■ What is being asked:
Your answer should be a single number: the count of lines containing the string "name".

________________

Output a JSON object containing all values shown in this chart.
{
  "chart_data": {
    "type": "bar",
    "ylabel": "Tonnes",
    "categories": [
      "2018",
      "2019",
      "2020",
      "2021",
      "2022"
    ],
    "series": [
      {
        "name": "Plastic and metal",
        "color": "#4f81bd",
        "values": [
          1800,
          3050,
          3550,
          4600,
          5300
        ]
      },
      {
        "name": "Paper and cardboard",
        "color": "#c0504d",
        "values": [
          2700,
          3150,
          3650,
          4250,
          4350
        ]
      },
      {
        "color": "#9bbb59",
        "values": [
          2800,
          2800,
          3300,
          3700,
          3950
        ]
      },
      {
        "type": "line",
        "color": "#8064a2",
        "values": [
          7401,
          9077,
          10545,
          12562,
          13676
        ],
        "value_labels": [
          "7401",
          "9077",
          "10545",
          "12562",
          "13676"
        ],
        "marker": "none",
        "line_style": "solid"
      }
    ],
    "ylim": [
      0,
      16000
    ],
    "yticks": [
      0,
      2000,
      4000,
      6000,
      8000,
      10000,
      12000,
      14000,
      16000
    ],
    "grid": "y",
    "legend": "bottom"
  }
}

________________

■ Full response:
2